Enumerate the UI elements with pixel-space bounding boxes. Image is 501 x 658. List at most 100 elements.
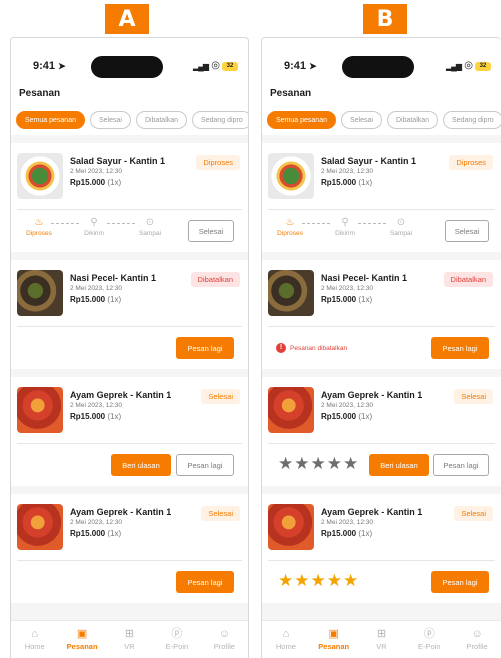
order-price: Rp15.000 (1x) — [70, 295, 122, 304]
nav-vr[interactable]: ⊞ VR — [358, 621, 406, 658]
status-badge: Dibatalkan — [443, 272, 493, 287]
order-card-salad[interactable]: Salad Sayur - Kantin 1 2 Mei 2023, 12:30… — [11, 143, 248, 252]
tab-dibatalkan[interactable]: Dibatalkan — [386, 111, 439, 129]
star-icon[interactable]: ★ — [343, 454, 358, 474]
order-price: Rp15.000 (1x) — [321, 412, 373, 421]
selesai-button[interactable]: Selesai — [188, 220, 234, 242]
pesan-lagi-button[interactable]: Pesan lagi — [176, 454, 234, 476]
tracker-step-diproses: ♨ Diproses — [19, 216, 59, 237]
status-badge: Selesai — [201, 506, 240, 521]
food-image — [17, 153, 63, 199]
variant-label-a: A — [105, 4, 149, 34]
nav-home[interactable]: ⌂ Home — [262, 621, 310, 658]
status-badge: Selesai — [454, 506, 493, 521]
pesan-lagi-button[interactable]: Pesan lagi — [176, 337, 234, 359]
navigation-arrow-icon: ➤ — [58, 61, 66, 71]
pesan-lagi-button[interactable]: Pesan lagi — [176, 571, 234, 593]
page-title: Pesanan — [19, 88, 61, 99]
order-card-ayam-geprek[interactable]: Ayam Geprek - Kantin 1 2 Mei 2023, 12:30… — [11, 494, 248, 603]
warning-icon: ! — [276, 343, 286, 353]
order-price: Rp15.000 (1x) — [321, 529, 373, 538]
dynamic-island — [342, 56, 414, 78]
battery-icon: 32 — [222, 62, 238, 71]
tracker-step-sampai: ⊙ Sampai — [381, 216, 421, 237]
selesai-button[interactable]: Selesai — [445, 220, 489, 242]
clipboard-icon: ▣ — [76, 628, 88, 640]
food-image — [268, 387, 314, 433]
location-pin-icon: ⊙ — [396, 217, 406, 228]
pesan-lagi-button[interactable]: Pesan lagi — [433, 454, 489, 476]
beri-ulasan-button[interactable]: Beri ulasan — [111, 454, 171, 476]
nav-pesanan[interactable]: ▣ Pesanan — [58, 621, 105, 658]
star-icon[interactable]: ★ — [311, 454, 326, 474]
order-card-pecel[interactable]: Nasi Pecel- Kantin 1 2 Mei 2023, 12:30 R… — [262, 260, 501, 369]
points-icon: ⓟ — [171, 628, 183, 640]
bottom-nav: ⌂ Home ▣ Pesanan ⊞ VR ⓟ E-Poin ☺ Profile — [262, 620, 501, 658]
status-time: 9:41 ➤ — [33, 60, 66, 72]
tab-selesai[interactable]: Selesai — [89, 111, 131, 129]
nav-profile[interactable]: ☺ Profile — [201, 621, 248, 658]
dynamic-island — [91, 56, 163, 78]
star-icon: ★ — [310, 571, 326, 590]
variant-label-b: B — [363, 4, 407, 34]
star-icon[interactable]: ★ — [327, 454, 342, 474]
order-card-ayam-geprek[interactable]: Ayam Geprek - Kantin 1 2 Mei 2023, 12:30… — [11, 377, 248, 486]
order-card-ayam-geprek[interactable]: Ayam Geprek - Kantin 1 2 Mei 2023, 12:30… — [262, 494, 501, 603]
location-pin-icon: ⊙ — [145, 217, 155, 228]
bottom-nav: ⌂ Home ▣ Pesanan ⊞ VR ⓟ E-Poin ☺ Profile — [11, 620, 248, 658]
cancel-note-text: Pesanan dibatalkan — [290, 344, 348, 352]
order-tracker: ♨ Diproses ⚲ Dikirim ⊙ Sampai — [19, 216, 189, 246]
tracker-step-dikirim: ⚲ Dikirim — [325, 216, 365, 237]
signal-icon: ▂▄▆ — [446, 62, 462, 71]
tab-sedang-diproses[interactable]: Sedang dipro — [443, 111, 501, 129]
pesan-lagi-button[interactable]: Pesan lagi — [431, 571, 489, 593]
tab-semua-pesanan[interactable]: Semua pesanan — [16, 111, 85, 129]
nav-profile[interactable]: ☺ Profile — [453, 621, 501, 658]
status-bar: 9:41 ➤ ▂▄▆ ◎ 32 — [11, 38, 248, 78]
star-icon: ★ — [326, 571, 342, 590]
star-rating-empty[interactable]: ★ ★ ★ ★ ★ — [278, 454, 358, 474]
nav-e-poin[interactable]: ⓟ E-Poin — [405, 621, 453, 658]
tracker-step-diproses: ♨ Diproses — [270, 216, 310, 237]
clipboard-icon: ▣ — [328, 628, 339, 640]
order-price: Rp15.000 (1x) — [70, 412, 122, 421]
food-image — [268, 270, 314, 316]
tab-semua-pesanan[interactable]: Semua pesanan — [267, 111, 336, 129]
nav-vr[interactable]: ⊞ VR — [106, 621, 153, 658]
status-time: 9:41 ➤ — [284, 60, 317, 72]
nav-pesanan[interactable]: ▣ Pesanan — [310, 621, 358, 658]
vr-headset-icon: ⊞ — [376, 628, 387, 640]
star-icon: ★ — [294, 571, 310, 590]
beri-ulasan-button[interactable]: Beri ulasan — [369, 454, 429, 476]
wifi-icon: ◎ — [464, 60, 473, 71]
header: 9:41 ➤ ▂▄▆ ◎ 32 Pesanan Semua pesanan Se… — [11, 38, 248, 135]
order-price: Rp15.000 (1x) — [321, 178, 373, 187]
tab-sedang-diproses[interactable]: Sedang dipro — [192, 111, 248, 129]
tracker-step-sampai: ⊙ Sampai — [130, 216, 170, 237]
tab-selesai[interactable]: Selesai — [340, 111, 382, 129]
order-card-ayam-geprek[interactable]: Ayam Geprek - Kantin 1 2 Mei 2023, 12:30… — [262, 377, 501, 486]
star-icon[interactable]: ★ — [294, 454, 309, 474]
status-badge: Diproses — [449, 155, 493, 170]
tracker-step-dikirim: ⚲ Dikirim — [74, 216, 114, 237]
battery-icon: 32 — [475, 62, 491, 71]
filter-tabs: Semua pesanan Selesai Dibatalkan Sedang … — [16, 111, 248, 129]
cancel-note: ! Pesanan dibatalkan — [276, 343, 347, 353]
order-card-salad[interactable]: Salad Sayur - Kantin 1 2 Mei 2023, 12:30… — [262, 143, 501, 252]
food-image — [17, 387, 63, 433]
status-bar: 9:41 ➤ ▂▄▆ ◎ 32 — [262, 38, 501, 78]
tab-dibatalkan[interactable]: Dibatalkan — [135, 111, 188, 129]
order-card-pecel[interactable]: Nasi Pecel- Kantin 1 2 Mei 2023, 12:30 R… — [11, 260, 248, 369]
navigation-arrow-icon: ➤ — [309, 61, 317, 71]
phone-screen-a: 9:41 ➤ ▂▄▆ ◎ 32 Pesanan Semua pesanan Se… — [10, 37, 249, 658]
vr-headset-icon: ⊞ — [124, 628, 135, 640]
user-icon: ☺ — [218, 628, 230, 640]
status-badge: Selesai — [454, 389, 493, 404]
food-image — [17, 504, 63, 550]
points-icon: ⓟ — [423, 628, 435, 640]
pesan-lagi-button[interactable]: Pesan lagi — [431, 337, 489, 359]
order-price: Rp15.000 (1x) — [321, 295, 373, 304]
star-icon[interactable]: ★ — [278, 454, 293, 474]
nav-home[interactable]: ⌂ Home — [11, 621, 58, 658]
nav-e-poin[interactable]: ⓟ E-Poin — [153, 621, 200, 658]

* What is being asked:
Pick out every line above that contains the string "time", with case counting, and copy each one.

* Answer for this exercise:
status-time: 9:41 ➤ — [33, 60, 66, 72]
status-time: 9:41 ➤ — [284, 60, 317, 72]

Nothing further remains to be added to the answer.